Quote the listing in full, exactly as given, minus any pictures.

____ DATA SECTION

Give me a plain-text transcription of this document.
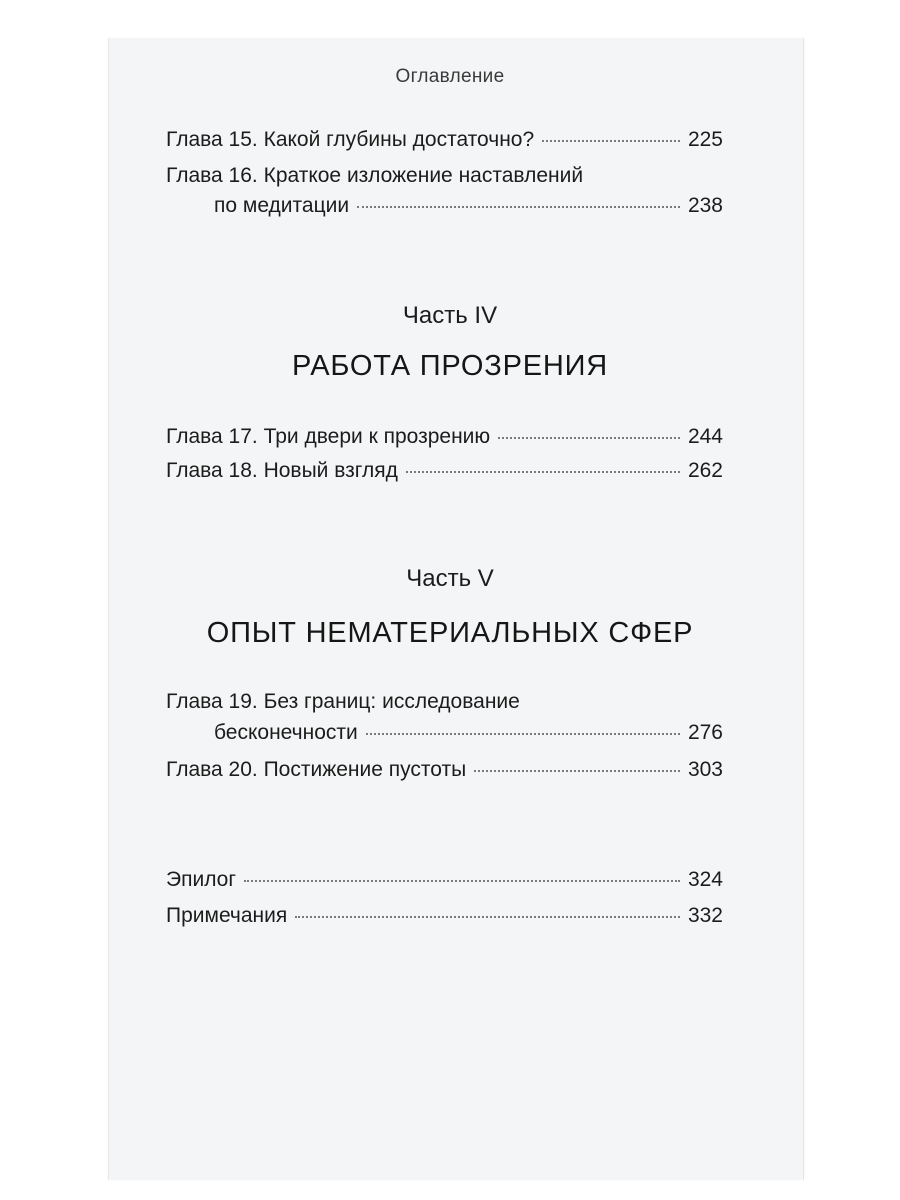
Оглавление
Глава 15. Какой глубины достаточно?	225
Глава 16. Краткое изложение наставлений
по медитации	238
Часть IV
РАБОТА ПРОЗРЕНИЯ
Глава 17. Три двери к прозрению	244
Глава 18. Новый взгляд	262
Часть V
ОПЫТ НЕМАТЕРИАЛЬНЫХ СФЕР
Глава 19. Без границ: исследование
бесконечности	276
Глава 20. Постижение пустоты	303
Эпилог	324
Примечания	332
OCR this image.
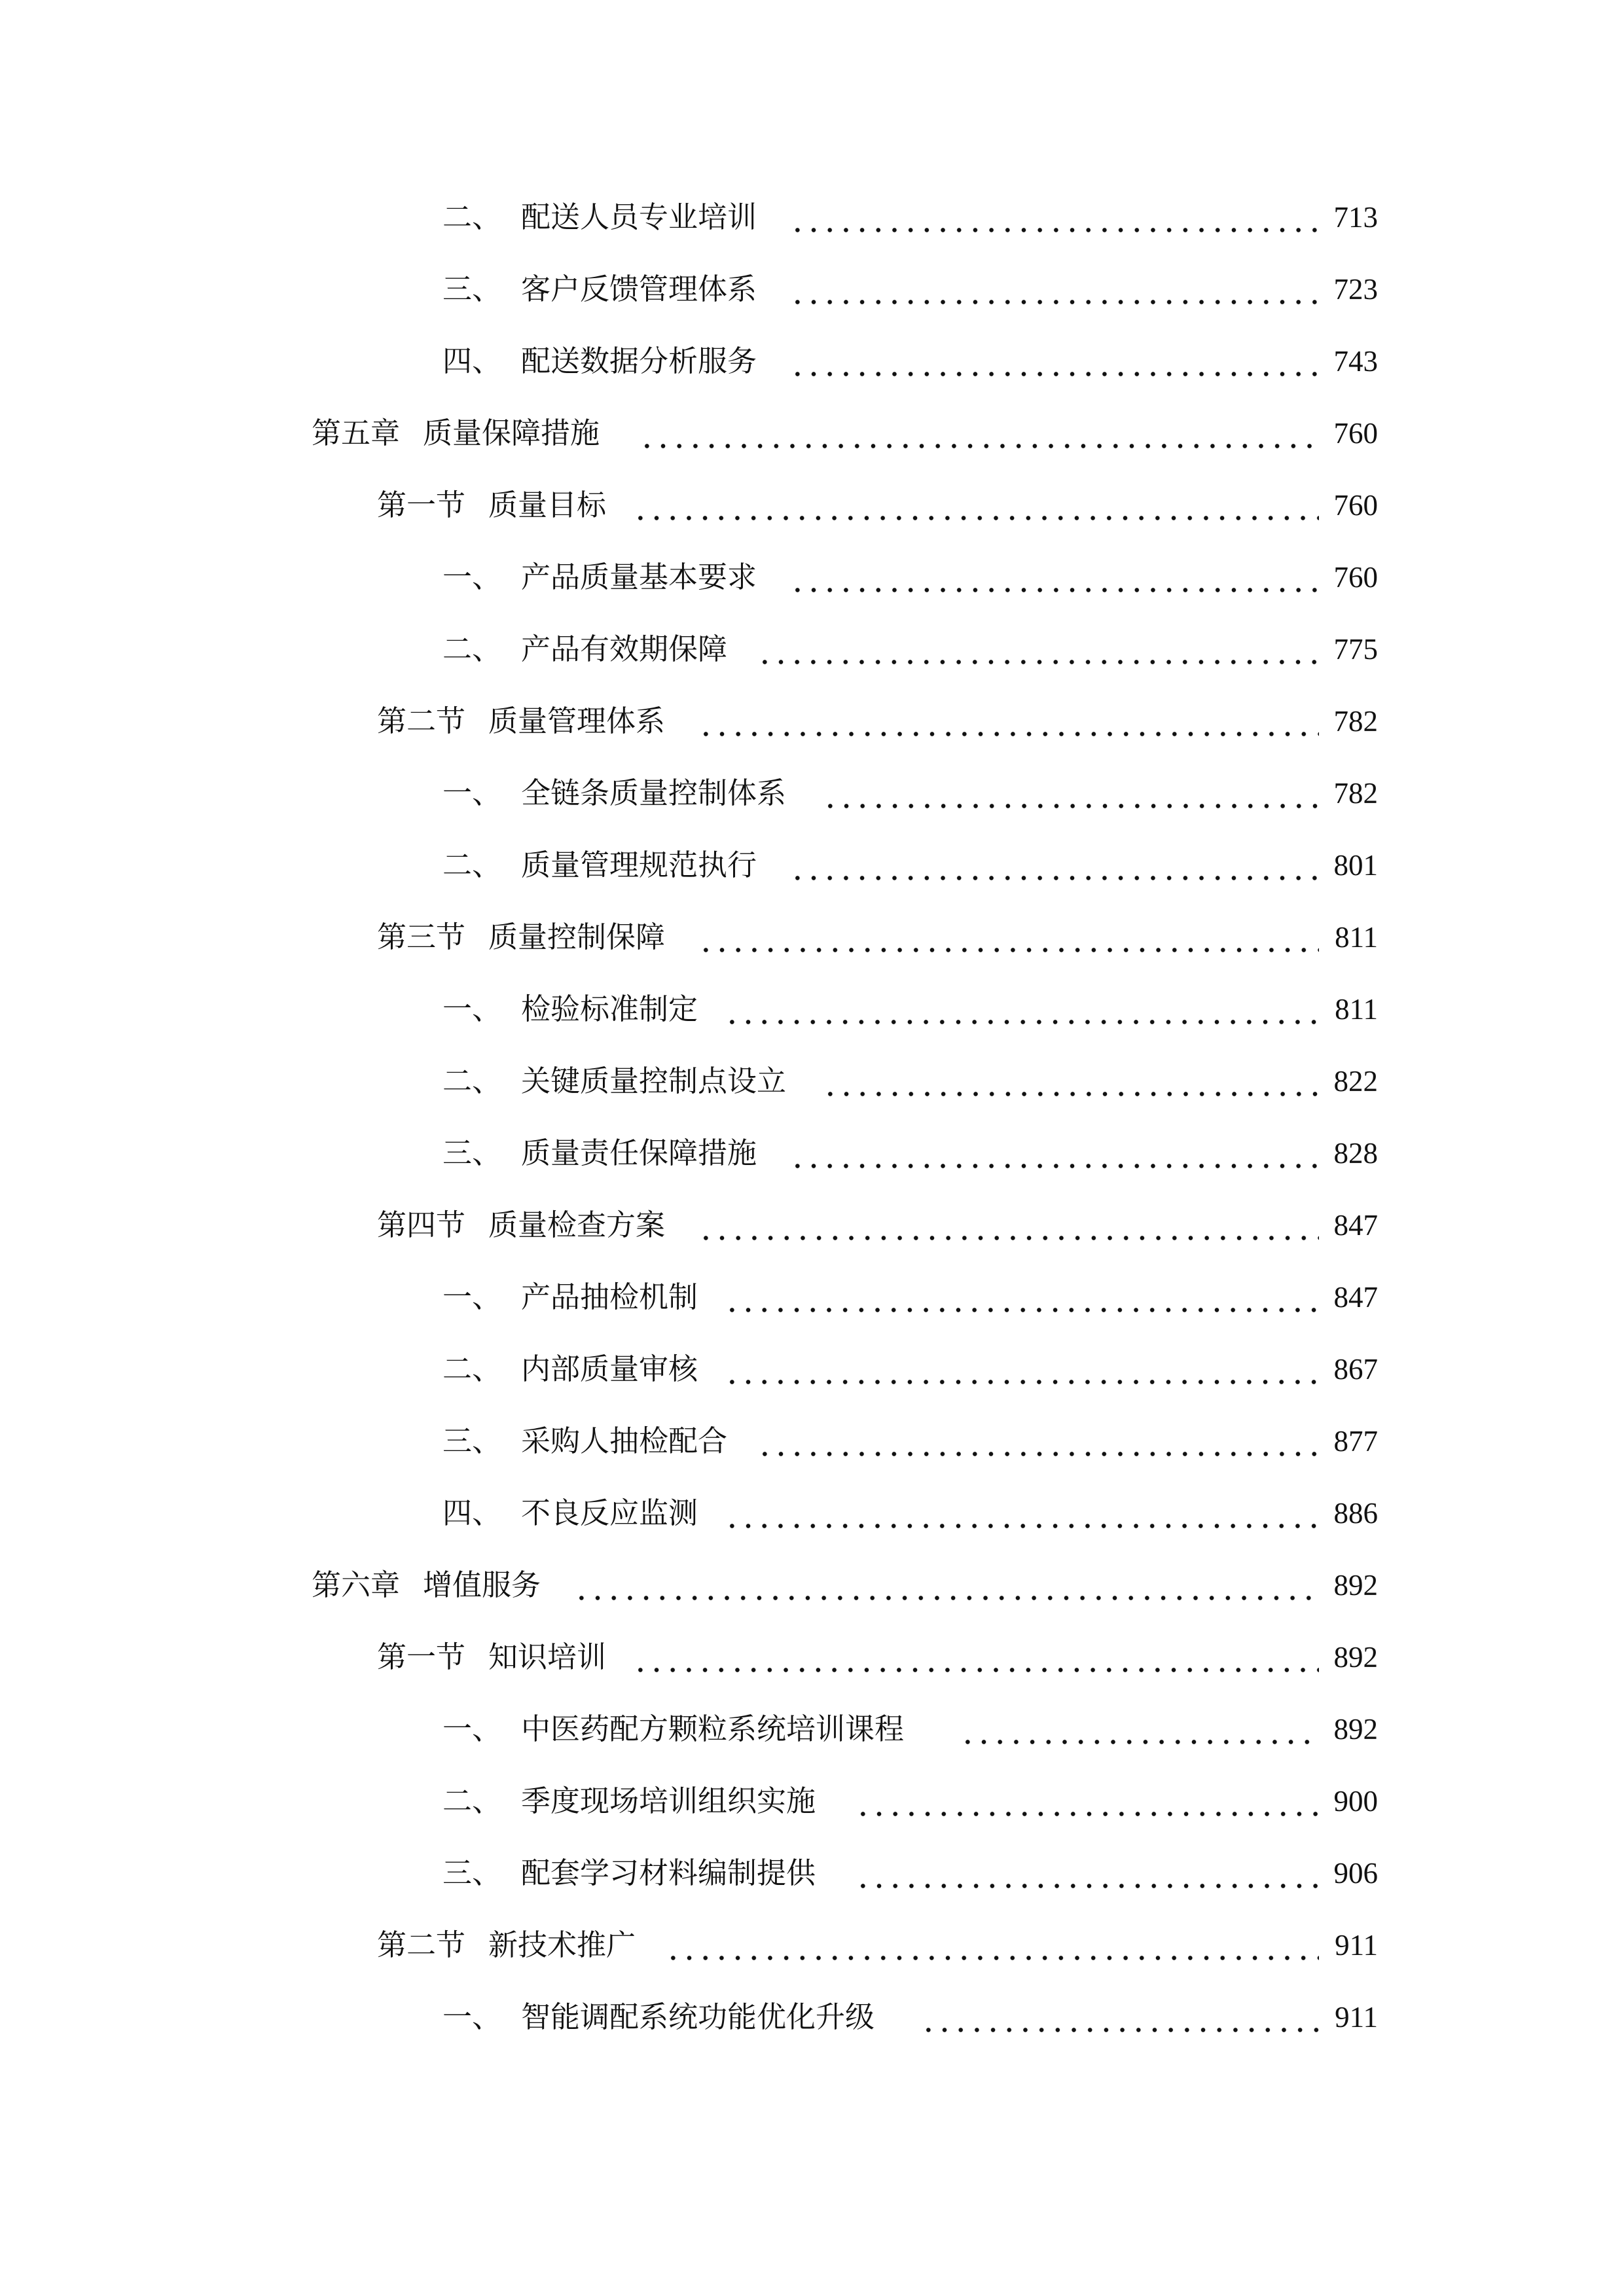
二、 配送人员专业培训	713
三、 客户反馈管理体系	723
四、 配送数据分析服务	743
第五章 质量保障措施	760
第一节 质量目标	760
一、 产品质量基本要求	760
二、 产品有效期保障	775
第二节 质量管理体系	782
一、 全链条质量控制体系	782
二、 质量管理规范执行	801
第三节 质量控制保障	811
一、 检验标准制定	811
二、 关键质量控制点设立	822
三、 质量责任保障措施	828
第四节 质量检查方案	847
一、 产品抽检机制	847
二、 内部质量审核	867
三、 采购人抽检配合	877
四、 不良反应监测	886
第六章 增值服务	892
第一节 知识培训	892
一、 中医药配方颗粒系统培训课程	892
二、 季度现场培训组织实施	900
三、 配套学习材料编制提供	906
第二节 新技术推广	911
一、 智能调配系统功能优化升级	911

________

▸ **COMPLETE ANSWER**
Give me a plain-text transcription of this document.
Оглавление
Глава 15. Какой глубины достаточно?	225
Глава 16. Краткое изложение наставлений
по медитации	238
Часть IV
РАБОТА ПРОЗРЕНИЯ
Глава 17. Три двери к прозрению	244
Глава 18. Новый взгляд	262
Часть V
ОПЫТ НЕМАТЕРИАЛЬНЫХ СФЕР
Глава 19. Без границ: исследование
бесконечности	276
Глава 20. Постижение пустоты	303
Эпилог	324
Примечания	332
OCR this image.
二、 配送人员专业培训	713
三、 客户反馈管理体系	723
四、 配送数据分析服务	743
第五章 质量保障措施	760
第一节 质量目标	760
一、 产品质量基本要求	760
二、 产品有效期保障	775
第二节 质量管理体系	782
一、 全链条质量控制体系	782
二、 质量管理规范执行	801
第三节 质量控制保障	811
一、 检验标准制定	811
二、 关键质量控制点设立	822
三、 质量责任保障措施	828
第四节 质量检查方案	847
一、 产品抽检机制	847
二、 内部质量审核	867
三、 采购人抽检配合	877
四、 不良反应监测	886
第六章 增值服务	892
第一节 知识培训	892
一、 中医药配方颗粒系统培训课程	892
二、 季度现场培训组织实施	900
三、 配套学习材料编制提供	906
第二节 新技术推广	911
一、 智能调配系统功能优化升级	911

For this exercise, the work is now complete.